◆ **Problem statement**: The listing below should be printed exactly, every line of it. Skip the pictures.

◆ **Provided records**:
>>>

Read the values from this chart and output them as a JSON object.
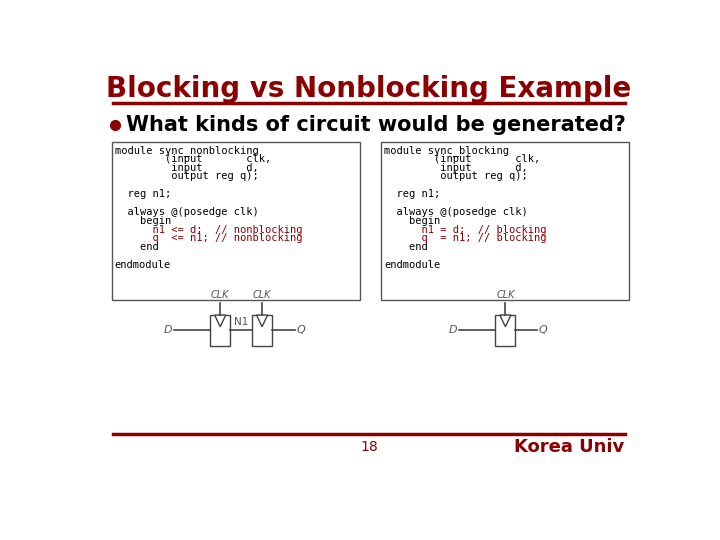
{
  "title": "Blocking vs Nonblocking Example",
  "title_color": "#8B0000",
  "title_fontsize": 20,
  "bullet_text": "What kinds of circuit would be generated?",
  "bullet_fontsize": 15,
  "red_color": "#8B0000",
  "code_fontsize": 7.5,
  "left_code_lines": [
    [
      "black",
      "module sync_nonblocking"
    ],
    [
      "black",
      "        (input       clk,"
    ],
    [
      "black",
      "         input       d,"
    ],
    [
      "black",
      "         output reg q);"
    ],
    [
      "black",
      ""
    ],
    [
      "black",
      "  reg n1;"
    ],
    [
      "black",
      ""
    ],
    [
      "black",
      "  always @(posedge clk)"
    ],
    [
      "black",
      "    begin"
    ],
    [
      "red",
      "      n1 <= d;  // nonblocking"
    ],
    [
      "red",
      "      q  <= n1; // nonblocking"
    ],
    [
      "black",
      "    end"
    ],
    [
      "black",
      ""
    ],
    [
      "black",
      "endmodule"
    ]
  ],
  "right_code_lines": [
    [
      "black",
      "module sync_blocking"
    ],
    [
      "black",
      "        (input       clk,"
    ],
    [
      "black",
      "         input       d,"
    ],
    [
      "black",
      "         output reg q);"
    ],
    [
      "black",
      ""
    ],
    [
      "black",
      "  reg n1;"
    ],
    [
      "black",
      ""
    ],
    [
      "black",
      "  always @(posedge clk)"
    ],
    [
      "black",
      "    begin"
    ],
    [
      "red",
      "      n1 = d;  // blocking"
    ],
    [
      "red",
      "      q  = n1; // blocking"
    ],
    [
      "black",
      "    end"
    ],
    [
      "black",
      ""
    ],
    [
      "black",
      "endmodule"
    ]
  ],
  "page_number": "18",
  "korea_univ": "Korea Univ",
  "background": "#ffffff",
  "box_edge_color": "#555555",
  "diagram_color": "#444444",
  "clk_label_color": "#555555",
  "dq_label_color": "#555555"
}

<<<

◆ **Expected output**:
Read the values from this chart and output them as a JSON object.
{
  "title": "Blocking vs Nonblocking Example",
  "title_color": "#8B0000",
  "title_fontsize": 20,
  "bullet_text": "What kinds of circuit would be generated?",
  "bullet_fontsize": 15,
  "red_color": "#8B0000",
  "code_fontsize": 7.5,
  "left_code_lines": [
    [
      "black",
      "module sync_nonblocking"
    ],
    [
      "black",
      "        (input       clk,"
    ],
    [
      "black",
      "         input       d,"
    ],
    [
      "black",
      "         output reg q);"
    ],
    [
      "black",
      ""
    ],
    [
      "black",
      "  reg n1;"
    ],
    [
      "black",
      ""
    ],
    [
      "black",
      "  always @(posedge clk)"
    ],
    [
      "black",
      "    begin"
    ],
    [
      "red",
      "      n1 <= d;  // nonblocking"
    ],
    [
      "red",
      "      q  <= n1; // nonblocking"
    ],
    [
      "black",
      "    end"
    ],
    [
      "black",
      ""
    ],
    [
      "black",
      "endmodule"
    ]
  ],
  "right_code_lines": [
    [
      "black",
      "module sync_blocking"
    ],
    [
      "black",
      "        (input       clk,"
    ],
    [
      "black",
      "         input       d,"
    ],
    [
      "black",
      "         output reg q);"
    ],
    [
      "black",
      ""
    ],
    [
      "black",
      "  reg n1;"
    ],
    [
      "black",
      ""
    ],
    [
      "black",
      "  always @(posedge clk)"
    ],
    [
      "black",
      "    begin"
    ],
    [
      "red",
      "      n1 = d;  // blocking"
    ],
    [
      "red",
      "      q  = n1; // blocking"
    ],
    [
      "black",
      "    end"
    ],
    [
      "black",
      ""
    ],
    [
      "black",
      "endmodule"
    ]
  ],
  "page_number": "18",
  "korea_univ": "Korea Univ",
  "background": "#ffffff",
  "box_edge_color": "#555555",
  "diagram_color": "#444444",
  "clk_label_color": "#555555",
  "dq_label_color": "#555555"
}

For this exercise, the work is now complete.